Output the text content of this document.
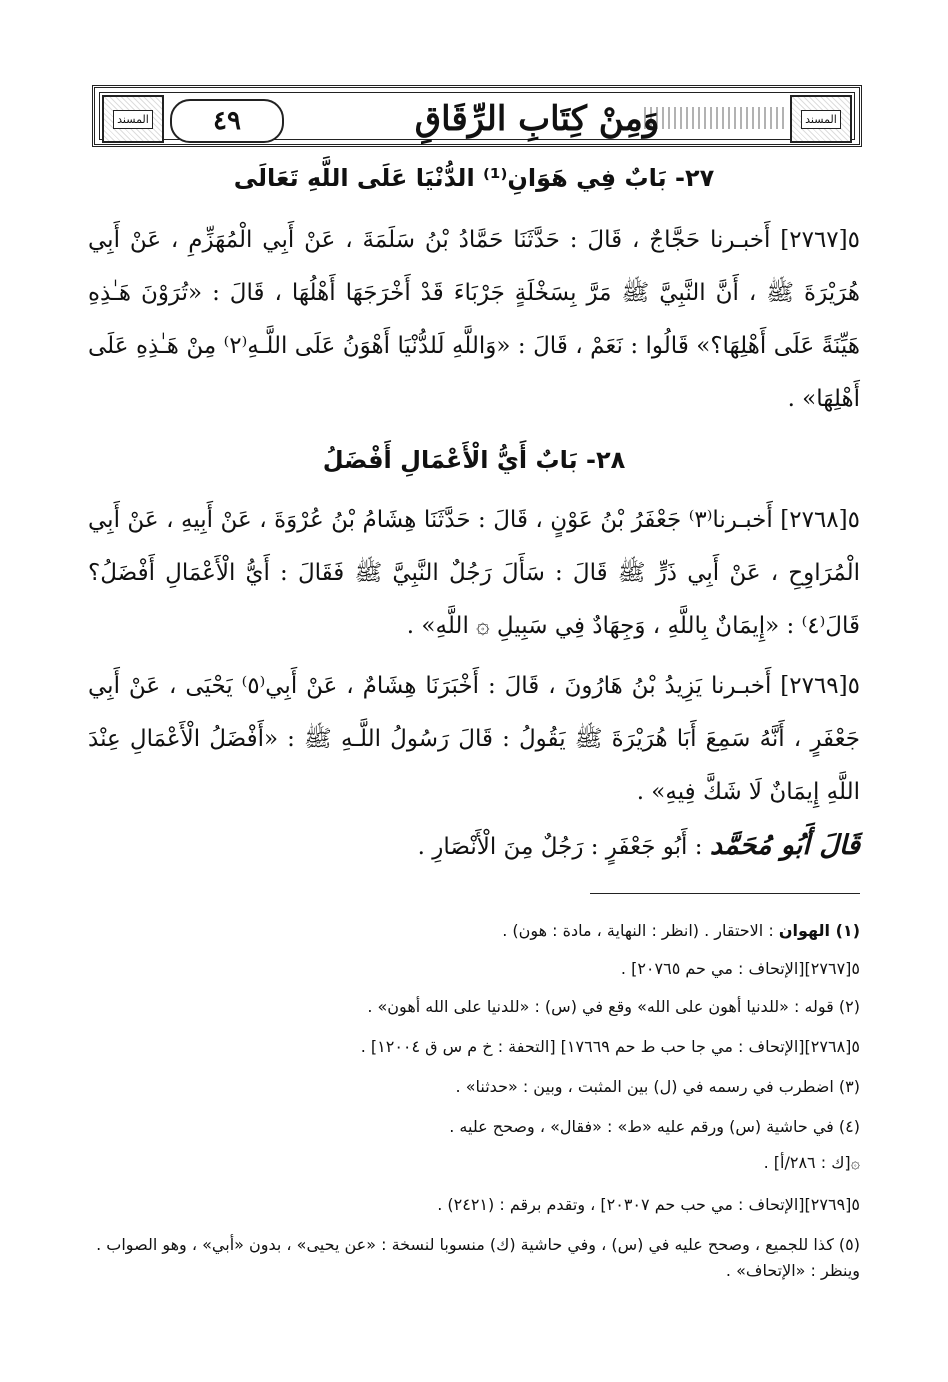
المسند
وَمِنْ كِتَابِ الرِّقَاقِ
٤٩
المسند
٢٧- بَابٌ فِي هَوَانِ⁽¹⁾ الدُّنْيَا عَلَى اللَّهِ تَعَالَى
٥[٢٧٦٧] أَخبـرنا حَجَّاجٌ ، قَالَ : حَدَّثَنَا حَمَّادُ بْنُ سَلَمَةَ ، عَنْ أَبِي الْمُهَزِّمِ ، عَنْ أَبِي هُرَيْرَةَ ﷺ ، أَنَّ النَّبِيَّ ﷺ مَرَّ بِسَخْلَةٍ جَرْبَاءَ قَدْ أَخْرَجَهَا أَهْلُهَا ، قَالَ : «تُرَوْنَ هَـٰذِهِ هَيِّنَةً عَلَى أَهْلِهَا؟» قَالُوا : نَعَمْ ، قَالَ : «وَاللَّهِ لَلدُّنْيَا أَهْوَنُ عَلَى اللَّـهِ⁽٢⁾ مِنْ هَـٰذِهِ عَلَى أَهْلِهَا» .
٢٨- بَابٌ أَيُّ الْأَعْمَالِ أَفْضَلُ
٥[٢٧٦٨] أَخبـرنا⁽٣⁾ جَعْفَرُ بْنُ عَوْنٍ ، قَالَ : حَدَّثَنَا هِشَامُ بْنُ عُرْوَةَ ، عَنْ أَبِيهِ ، عَنْ أَبِي الْمُرَاوِحِ ، عَنْ أَبِي ذَرٍّ ﷺ قَالَ : سَأَلَ رَجُلٌ النَّبِيَّ ﷺ فَقَالَ : أَيُّ الْأَعْمَالِ أَفْضَلُ؟ قَالَ⁽٤⁾ : «إِيمَانٌ بِاللَّهِ ، وَجِهَادٌ فِي سَبِيلِ ۞ اللَّهِ» .
٥[٢٧٦٩] أَخبـرنا يَزِيدُ بْنُ هَارُونَ ، قَالَ : أَخْبَرَنَا هِشَامٌ ، عَنْ أَبِي⁽٥⁾ يَحْيَى ، عَنْ أَبِي جَعْفَرٍ ، أَنَّهُ سَمِعَ أَبَا هُرَيْرَةَ ﷺ يَقُولُ : قَالَ رَسُولُ اللَّـهِ ﷺ : «أَفْضَلُ الْأَعْمَالِ عِنْدَ اللَّهِ إِيمَانٌ لَا شَكَّ فِيهِ» .
قَالَ أَبُو مُحَمَّد : أَبُو جَعْفَرٍ : رَجُلٌ مِنَ الْأَنْصَارِ .
(١) الهوان : الاحتقار . (انظر : النهاية ، مادة : هون) .
٥[٢٧٦٧][الإتحاف : مي حم ٢٠٧٦٥] .
(٢) قوله : «للدنيا أهون على الله» وقع في (س) : «للدنيا على الله أهون» .
٥[٢٧٦٨][الإتحاف : مي جا حب ط حم ١٧٦٦٩] [التحفة : خ م س ق ١٢٠٠٤] .
(٣) اضطرب في رسمه في (ل) بين المثبت ، وبين : «حدثنا» .
(٤) في حاشية (س) ورقم عليه «ط» : «فقال» ، وصحح عليه .
۞[ك : ٢٨٦/أ] .
٥[٢٧٦٩][الإتحاف : مي حب حم ٢٠٣٠٧] ، وتقدم برقم : (٢٤٢١) .
(٥) كذا للجميع ، وصحح عليه في (س) ، وفي حاشية (ك) منسوبا لنسخة : «عن يحيى» ، بدون «أبي» ، وهو الصواب . وينظر : «الإتحاف» .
○ ○ ○ ○
EXERCISE DIRECTIONS: Leaving the pictures aside, transcribe the entire listing exactly.

SOLVED PROBLEM:
Output the text content of this document.
المسند
وَمِنْ كِتَابِ الرِّقَاقِ
٤٩
المسند
٢٧- بَابٌ فِي هَوَانِ⁽¹⁾ الدُّنْيَا عَلَى اللَّهِ تَعَالَى
٥[٢٧٦٧] أَخبـرنا حَجَّاجٌ ، قَالَ : حَدَّثَنَا حَمَّادُ بْنُ سَلَمَةَ ، عَنْ أَبِي الْمُهَزِّمِ ، عَنْ أَبِي هُرَيْرَةَ ﷺ ، أَنَّ النَّبِيَّ ﷺ مَرَّ بِسَخْلَةٍ جَرْبَاءَ قَدْ أَخْرَجَهَا أَهْلُهَا ، قَالَ : «تُرَوْنَ هَـٰذِهِ هَيِّنَةً عَلَى أَهْلِهَا؟» قَالُوا : نَعَمْ ، قَالَ : «وَاللَّهِ لَلدُّنْيَا أَهْوَنُ عَلَى اللَّـهِ⁽٢⁾ مِنْ هَـٰذِهِ عَلَى أَهْلِهَا» .
٢٨- بَابٌ أَيُّ الْأَعْمَالِ أَفْضَلُ
٥[٢٧٦٨] أَخبـرنا⁽٣⁾ جَعْفَرُ بْنُ عَوْنٍ ، قَالَ : حَدَّثَنَا هِشَامُ بْنُ عُرْوَةَ ، عَنْ أَبِيهِ ، عَنْ أَبِي الْمُرَاوِحِ ، عَنْ أَبِي ذَرٍّ ﷺ قَالَ : سَأَلَ رَجُلٌ النَّبِيَّ ﷺ فَقَالَ : أَيُّ الْأَعْمَالِ أَفْضَلُ؟ قَالَ⁽٤⁾ : «إِيمَانٌ بِاللَّهِ ، وَجِهَادٌ فِي سَبِيلِ ۞ اللَّهِ» .
٥[٢٧٦٩] أَخبـرنا يَزِيدُ بْنُ هَارُونَ ، قَالَ : أَخْبَرَنَا هِشَامٌ ، عَنْ أَبِي⁽٥⁾ يَحْيَى ، عَنْ أَبِي جَعْفَرٍ ، أَنَّهُ سَمِعَ أَبَا هُرَيْرَةَ ﷺ يَقُولُ : قَالَ رَسُولُ اللَّـهِ ﷺ : «أَفْضَلُ الْأَعْمَالِ عِنْدَ اللَّهِ إِيمَانٌ لَا شَكَّ فِيهِ» .
قَالَ أَبُو مُحَمَّد : أَبُو جَعْفَرٍ : رَجُلٌ مِنَ الْأَنْصَارِ .
(١) الهوان : الاحتقار . (انظر : النهاية ، مادة : هون) .
٥[٢٧٦٧][الإتحاف : مي حم ٢٠٧٦٥] .
(٢) قوله : «للدنيا أهون على الله» وقع في (س) : «للدنيا على الله أهون» .
٥[٢٧٦٨][الإتحاف : مي جا حب ط حم ١٧٦٦٩] [التحفة : خ م س ق ١٢٠٠٤] .
(٣) اضطرب في رسمه في (ل) بين المثبت ، وبين : «حدثنا» .
(٤) في حاشية (س) ورقم عليه «ط» : «فقال» ، وصحح عليه .
۞[ك : ٢٨٦/أ] .
٥[٢٧٦٩][الإتحاف : مي حب حم ٢٠٣٠٧] ، وتقدم برقم : (٢٤٢١) .
(٥) كذا للجميع ، وصحح عليه في (س) ، وفي حاشية (ك) منسوبا لنسخة : «عن يحيى» ، بدون «أبي» ، وهو الصواب . وينظر : «الإتحاف» .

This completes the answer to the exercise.